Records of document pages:
——————————
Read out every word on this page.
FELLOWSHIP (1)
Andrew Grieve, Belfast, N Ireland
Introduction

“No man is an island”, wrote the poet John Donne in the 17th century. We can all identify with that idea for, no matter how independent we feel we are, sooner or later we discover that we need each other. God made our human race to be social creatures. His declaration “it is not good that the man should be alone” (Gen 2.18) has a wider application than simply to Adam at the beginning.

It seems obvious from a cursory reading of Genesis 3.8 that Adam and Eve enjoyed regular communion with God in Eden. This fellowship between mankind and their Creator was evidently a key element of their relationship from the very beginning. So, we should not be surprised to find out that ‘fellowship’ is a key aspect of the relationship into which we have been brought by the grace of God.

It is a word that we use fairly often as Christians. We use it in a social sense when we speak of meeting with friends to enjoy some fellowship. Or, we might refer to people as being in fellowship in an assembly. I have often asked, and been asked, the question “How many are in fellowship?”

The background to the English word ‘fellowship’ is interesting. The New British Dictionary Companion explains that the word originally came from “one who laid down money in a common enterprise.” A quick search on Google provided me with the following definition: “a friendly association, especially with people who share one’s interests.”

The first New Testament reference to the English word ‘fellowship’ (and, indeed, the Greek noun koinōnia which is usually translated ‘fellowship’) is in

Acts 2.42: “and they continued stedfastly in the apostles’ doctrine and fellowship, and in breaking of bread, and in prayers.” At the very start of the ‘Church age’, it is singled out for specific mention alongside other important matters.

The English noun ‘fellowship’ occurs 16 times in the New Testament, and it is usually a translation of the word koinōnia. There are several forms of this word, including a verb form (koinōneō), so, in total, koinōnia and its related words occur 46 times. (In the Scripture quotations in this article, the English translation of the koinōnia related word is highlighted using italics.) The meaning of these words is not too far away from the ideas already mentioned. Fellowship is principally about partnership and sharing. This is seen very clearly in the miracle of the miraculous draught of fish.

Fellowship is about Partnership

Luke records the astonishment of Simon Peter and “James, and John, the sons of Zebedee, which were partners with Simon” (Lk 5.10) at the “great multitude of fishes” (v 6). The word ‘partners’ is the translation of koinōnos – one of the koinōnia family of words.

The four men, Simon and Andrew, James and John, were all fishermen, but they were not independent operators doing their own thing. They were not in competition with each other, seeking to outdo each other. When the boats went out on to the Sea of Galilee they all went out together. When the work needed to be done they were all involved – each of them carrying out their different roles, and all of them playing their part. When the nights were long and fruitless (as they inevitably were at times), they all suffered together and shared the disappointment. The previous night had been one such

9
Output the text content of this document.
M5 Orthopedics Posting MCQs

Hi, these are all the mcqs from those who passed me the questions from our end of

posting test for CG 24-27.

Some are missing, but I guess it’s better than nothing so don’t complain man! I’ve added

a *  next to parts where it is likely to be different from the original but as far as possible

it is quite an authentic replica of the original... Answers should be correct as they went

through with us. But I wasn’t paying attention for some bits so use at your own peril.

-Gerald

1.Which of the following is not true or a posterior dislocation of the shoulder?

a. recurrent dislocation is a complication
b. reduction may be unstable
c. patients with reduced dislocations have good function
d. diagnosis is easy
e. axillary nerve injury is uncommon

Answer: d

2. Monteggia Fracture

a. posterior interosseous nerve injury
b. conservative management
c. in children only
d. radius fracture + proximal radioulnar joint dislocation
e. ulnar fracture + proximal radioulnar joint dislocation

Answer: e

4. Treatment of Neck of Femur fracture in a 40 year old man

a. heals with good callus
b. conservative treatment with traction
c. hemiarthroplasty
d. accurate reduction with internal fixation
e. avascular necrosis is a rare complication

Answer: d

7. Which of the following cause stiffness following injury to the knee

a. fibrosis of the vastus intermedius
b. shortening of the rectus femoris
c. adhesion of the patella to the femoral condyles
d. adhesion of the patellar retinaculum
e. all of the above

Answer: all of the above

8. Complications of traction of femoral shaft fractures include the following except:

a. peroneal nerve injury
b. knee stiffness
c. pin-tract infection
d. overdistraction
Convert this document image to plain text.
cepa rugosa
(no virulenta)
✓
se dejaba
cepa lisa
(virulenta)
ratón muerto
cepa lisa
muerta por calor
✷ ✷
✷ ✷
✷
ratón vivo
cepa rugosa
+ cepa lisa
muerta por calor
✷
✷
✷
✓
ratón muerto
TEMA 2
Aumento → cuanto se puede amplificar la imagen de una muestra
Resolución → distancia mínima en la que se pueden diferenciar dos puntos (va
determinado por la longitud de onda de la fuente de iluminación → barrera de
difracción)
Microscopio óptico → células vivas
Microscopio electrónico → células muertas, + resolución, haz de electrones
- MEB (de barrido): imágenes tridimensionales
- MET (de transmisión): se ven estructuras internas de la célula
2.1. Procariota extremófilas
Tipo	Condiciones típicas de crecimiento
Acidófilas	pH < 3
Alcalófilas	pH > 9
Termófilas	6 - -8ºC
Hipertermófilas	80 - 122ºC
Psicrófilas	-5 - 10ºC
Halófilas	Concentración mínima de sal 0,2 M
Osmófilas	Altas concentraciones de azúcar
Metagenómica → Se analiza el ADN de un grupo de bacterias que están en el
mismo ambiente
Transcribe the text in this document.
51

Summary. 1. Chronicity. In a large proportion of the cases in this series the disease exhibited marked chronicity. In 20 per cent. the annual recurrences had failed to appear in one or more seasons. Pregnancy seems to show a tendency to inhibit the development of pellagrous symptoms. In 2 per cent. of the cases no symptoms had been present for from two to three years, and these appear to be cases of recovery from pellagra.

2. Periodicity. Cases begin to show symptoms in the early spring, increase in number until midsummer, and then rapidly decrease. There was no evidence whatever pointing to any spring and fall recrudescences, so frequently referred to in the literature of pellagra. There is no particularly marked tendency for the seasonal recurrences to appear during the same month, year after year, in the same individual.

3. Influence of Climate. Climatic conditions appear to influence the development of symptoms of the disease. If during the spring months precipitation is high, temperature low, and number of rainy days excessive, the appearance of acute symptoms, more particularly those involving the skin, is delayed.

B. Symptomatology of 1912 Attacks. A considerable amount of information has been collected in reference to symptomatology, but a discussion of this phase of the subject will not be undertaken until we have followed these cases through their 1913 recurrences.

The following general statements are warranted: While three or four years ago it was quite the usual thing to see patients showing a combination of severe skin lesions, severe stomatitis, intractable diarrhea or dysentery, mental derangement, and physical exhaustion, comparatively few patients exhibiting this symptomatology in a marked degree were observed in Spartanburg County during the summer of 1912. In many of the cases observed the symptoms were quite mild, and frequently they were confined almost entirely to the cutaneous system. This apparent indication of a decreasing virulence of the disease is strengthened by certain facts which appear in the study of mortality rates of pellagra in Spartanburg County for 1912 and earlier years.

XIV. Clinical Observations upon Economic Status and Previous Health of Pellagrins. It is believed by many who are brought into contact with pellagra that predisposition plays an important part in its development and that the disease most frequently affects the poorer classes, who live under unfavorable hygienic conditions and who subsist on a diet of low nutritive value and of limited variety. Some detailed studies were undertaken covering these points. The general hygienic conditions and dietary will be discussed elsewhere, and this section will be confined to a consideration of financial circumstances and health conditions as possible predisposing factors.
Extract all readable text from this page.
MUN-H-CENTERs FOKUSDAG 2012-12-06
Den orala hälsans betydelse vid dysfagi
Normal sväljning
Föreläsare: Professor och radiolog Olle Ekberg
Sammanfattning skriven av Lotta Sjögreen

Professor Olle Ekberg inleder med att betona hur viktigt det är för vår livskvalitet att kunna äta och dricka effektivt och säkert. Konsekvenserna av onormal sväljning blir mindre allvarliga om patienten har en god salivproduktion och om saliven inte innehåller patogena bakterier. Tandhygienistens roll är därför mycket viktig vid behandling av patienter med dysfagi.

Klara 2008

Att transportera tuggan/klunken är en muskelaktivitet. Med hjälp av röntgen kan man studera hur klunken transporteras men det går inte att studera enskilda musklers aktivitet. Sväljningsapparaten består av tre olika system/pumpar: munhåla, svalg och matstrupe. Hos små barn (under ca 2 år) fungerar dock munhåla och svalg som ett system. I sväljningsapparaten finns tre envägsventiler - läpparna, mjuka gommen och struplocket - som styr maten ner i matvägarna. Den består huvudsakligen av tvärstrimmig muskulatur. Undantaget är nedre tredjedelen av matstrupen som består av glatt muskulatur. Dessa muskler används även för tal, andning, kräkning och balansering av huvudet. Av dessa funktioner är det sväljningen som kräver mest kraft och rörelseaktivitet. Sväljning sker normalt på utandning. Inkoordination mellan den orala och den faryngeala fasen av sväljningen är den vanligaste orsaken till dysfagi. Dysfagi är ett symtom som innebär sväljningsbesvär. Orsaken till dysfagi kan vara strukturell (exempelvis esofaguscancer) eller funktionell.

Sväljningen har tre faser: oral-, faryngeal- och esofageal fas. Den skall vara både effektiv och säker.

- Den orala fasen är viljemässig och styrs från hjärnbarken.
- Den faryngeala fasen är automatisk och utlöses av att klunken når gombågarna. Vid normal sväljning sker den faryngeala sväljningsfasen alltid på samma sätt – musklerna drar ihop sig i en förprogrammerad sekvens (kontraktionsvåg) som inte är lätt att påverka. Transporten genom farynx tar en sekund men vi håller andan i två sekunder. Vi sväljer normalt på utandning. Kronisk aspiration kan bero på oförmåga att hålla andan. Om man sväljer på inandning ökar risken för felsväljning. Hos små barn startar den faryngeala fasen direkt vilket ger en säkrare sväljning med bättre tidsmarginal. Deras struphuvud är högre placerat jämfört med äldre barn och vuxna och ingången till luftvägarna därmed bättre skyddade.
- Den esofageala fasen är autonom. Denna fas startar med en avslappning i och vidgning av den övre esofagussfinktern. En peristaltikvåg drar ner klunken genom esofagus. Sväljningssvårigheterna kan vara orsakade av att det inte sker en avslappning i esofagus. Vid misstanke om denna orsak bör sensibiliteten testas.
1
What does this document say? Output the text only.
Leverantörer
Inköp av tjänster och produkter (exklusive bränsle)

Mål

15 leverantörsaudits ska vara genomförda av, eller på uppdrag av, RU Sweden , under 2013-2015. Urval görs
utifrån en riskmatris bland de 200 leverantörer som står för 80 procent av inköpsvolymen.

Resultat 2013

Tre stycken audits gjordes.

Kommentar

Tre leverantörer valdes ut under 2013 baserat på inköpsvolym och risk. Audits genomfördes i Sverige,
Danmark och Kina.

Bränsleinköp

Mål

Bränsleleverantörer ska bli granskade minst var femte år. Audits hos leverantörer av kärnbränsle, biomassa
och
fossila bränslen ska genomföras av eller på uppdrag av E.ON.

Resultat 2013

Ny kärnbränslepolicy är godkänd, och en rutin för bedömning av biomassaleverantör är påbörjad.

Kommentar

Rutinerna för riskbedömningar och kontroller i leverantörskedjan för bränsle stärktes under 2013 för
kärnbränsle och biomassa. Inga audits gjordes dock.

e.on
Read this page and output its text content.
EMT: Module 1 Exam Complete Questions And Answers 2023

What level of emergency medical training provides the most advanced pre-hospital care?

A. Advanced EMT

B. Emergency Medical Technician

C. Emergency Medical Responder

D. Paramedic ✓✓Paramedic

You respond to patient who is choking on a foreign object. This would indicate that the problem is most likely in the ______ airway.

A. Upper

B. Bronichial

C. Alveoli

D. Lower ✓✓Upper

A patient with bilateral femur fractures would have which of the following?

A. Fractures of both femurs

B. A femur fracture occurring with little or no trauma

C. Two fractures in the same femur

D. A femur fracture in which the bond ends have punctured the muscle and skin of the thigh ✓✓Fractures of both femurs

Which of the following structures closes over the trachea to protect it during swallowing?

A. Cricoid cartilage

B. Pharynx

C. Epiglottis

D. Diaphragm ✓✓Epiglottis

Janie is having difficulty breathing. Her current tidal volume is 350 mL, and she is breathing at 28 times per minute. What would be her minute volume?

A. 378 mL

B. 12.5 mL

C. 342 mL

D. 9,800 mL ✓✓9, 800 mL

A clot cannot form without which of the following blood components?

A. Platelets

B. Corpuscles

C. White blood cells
——————————
Check each line of the entries, and copy the ones that contain "good".

#### Exercise answer
“No man is an island”, wrote the poet John Donne in the 17th century. We can all identify with that idea for, no matter how independent we feel we are, sooner or later we discover that we need each other. God made our human race to be social creatures. His declaration “it is not good that the man should be alone” (Gen 2.18) has a wider application than simply to Adam at the beginning.
c. patients with reduced dislocations have good function
a. heals with good callus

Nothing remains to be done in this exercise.